== Excerpt to read
Erroneous info or big enrollment loophole?

Anonymous
Anonymous wrote:We moved OOB from an IB admission after years of attending an otherwise highly enrolled and performing elementary school in Capitol Hill. No one has bothered us about it. We moved in 3rd grade after attending PS3-2nd, moving literally down the street into a bigger house. No principal nor school community in their right mind would want us to leave. You mean, after spending six years educating our child to become an excellent scholar, you'd want him to enter the testing grades one school over?! And I can't see DCPS wanting to bear down on cases like these.

While I'm sure this "loophole" can be used and abused strategically, I can't readily see a rule and its implementation that would catch the "bad apples" without dredging up a whole lot of legitimate cases. Going after that is an excellent example of a policy whose good intentions will result in overkill, especially in elementary school.

If you're really worried about people scamming feeder rights, then that's another issue that should be solved in its own right.


Which school, please? We would love to move out of the Brent boundary to get a bigger, cheaper house elsewhere on Capitol Hill and stay at Brent, but that is against the rules.
Anonymous
Anonymous wrote:It is more of a thing here and the rules are
1) if you got into a feeder school as an OOB kid, your rights are permanent - you get Lafayette Deal Wilson
2) if you are at at JKLM and move OOB after they have checked residency you have the right to remain for the rest of the year, but not afterwards, and you lose all feeder rights you had by being at whatever school you just got out of

Kind of seems like the OOB kids have a bit of an advantage - like Charter school kids, their parents can move anywhere in the city, although I guess there is no OOB sibling preference?


Schools are sized based on projections which come from boundary population estimates. OOB is added on after that if there is room in a given class. If every apartment IB could be turned over to add IB students who get to stay even after they leave the apartment and new kids move in, it would be even harder than it currently is to control school size. Essentially rental properties could become revolving doors with no exit.
====
== Extracted entries
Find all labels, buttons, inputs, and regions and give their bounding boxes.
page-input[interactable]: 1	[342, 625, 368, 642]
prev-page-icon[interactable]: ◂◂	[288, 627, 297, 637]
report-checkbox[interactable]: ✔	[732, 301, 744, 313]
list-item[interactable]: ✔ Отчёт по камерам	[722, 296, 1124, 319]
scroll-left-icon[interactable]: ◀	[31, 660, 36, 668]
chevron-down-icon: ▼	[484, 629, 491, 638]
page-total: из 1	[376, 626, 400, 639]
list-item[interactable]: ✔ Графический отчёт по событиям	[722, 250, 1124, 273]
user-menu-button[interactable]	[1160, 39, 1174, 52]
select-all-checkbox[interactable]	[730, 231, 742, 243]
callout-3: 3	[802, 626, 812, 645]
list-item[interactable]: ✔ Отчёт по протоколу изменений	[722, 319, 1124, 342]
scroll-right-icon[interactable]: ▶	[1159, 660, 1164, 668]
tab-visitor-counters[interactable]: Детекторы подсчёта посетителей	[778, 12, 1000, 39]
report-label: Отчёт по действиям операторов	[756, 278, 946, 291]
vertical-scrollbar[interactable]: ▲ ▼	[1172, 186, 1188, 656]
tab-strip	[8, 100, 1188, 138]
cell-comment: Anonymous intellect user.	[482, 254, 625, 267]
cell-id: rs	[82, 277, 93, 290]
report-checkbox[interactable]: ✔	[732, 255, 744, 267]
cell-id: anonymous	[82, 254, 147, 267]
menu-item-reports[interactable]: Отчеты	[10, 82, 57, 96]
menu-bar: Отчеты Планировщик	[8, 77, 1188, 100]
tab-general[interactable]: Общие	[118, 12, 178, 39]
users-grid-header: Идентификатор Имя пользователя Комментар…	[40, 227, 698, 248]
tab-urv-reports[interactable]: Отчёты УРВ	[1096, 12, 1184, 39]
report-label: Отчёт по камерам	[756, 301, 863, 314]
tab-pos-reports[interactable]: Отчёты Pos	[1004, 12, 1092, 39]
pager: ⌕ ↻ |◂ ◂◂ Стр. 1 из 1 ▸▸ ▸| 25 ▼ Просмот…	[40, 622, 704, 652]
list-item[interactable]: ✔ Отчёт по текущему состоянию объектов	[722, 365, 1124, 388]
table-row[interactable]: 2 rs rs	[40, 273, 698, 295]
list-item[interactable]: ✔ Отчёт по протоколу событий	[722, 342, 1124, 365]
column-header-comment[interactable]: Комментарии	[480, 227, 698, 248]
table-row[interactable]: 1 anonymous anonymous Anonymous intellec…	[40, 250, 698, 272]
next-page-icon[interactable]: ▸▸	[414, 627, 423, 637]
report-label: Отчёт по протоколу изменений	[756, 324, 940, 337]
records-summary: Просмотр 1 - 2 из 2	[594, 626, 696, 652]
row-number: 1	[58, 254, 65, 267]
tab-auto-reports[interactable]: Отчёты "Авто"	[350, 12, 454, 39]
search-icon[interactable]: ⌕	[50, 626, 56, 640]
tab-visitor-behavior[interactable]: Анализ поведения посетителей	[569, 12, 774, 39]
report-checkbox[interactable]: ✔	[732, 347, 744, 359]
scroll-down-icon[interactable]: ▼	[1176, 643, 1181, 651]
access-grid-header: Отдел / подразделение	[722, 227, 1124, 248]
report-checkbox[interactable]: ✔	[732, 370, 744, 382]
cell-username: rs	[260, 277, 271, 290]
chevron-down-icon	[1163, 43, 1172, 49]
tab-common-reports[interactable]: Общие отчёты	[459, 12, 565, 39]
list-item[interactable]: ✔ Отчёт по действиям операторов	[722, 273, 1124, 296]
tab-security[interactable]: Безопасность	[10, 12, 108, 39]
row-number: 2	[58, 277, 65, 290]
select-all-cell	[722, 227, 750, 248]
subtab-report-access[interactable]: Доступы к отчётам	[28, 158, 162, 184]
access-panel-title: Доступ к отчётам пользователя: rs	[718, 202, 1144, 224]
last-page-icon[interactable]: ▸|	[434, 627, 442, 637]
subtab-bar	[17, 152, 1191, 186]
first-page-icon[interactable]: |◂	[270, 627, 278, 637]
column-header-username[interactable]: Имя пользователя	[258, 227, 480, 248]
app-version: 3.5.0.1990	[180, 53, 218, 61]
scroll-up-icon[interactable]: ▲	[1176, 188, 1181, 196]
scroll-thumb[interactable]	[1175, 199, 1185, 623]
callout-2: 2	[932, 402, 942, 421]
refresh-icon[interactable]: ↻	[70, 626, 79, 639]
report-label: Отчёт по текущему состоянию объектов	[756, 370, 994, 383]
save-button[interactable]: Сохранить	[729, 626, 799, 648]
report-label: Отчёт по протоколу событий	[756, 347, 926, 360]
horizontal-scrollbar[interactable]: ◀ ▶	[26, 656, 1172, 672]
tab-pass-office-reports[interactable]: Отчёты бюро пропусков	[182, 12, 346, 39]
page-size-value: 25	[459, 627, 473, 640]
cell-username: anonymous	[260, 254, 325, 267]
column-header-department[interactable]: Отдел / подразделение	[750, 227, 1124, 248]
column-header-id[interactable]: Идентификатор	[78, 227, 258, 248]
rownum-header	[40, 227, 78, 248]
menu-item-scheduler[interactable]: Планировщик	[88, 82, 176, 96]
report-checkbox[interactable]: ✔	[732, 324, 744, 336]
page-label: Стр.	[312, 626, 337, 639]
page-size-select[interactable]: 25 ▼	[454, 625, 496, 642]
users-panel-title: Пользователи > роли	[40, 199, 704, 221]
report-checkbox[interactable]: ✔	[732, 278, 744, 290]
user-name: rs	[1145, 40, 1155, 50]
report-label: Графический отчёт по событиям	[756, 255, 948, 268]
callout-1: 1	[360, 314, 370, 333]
====
**Exercise instructions:**
Using the reasoning in the forum discussion on school boundary enrollment, explain in one to three sentences why letting in-boundary students stay after moving out would make school size harder to control.

**Solution to this problem:**
Schools are sized from projections based on boundary population estimates, and out-of-boundary students are added only if a class has room. If students who moved out kept their places while new in-boundary children moved into the same apartments, enrollment would grow beyond those projections. Rental properties would become revolving doors with no exit.